── INPUT

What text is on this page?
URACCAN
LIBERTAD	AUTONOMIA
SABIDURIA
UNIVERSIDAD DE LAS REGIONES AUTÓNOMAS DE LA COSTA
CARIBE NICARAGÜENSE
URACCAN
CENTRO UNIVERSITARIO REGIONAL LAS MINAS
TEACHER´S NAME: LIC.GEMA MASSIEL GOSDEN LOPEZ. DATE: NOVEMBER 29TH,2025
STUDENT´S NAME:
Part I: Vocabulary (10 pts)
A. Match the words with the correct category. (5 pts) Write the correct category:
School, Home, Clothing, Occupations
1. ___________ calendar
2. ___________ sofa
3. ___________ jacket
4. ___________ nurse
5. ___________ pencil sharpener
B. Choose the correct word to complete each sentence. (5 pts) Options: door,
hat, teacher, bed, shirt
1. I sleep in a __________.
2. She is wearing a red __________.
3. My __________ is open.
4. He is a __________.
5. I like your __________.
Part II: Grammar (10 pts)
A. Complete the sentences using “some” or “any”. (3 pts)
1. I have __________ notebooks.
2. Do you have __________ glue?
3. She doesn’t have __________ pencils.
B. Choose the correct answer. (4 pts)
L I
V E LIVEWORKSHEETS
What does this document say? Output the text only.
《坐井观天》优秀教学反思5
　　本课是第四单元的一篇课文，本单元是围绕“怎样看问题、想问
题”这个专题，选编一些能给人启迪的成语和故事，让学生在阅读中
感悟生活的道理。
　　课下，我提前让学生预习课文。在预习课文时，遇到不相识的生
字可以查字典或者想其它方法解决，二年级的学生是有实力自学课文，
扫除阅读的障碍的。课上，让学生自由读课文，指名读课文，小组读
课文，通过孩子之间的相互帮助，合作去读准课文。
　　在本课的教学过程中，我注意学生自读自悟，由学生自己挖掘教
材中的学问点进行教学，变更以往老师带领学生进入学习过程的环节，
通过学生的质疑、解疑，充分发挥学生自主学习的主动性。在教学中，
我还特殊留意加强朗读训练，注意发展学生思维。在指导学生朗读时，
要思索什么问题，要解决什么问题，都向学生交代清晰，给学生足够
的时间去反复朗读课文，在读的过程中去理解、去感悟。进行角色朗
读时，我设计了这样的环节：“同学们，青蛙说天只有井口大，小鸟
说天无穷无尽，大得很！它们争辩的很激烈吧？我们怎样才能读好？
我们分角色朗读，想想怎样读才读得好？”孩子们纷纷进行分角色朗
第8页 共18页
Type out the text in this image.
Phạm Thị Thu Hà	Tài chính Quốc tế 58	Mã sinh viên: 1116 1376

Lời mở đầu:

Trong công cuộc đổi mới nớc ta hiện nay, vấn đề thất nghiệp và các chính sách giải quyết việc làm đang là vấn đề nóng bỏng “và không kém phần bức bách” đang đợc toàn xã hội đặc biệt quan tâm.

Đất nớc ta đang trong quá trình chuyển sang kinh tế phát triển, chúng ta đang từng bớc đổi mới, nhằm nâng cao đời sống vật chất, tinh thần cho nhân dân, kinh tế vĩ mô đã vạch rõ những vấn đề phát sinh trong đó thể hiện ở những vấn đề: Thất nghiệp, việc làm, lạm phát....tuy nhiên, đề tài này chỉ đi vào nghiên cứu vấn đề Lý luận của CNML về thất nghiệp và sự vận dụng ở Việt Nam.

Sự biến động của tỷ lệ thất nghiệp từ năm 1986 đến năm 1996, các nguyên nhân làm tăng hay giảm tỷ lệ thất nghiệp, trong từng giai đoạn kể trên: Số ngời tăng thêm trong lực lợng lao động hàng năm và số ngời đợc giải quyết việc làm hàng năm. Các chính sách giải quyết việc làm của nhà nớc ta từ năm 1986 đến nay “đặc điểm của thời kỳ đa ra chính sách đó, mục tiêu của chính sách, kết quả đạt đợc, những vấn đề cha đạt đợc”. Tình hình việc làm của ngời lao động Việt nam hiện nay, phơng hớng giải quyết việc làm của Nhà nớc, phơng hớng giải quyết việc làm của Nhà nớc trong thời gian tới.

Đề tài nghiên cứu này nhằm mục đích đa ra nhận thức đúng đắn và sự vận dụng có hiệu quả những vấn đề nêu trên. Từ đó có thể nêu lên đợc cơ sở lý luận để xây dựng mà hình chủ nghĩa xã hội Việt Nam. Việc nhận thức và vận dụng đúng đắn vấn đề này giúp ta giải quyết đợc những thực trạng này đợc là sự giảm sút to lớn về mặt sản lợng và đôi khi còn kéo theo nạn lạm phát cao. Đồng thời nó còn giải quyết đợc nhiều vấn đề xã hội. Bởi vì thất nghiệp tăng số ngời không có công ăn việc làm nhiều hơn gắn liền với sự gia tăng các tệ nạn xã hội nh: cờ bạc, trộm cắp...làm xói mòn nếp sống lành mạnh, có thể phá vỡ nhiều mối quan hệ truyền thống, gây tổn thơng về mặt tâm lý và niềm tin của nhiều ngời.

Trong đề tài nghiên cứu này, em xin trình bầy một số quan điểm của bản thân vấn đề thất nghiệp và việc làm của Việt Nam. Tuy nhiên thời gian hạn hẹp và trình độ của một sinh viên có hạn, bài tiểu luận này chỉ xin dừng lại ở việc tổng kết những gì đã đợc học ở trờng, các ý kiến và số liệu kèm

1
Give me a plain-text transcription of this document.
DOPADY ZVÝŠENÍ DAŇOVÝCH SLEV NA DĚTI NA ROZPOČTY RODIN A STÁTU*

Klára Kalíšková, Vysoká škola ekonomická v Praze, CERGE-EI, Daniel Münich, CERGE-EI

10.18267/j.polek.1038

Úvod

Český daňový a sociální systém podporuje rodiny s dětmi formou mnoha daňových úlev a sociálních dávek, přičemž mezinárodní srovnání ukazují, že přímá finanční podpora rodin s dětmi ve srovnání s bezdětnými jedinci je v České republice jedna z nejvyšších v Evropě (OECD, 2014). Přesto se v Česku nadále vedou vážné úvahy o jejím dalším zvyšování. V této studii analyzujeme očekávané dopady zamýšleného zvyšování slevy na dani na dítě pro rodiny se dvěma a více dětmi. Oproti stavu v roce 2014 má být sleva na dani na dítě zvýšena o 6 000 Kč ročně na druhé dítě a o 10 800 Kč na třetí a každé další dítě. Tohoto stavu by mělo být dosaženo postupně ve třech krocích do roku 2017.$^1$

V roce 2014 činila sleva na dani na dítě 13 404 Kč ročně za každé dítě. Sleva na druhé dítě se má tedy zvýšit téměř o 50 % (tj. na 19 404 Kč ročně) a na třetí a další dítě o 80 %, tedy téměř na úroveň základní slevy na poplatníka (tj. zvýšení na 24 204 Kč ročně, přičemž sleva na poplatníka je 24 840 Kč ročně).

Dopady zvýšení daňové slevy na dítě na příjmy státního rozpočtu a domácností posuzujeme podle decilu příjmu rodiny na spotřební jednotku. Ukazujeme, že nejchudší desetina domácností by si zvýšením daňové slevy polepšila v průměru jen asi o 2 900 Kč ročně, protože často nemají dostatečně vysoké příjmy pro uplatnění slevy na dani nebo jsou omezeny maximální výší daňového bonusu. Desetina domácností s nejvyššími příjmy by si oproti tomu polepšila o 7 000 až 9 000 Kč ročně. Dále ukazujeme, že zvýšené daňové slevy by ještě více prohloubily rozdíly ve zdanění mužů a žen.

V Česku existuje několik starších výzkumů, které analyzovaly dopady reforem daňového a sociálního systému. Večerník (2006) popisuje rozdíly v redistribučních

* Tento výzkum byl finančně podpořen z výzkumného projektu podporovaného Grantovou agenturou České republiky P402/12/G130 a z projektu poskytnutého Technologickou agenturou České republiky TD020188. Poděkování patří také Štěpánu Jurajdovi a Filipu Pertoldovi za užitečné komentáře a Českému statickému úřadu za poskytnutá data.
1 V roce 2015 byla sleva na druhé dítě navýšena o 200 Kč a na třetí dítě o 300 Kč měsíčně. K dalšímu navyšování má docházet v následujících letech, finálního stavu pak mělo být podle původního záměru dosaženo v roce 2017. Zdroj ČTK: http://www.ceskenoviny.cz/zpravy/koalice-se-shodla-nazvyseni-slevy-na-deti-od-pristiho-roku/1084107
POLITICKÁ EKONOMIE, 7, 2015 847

────

SHORT PROBLEM: State how many lines above contain the string "trình", with no other words.

RESULT OF THE TASK: 2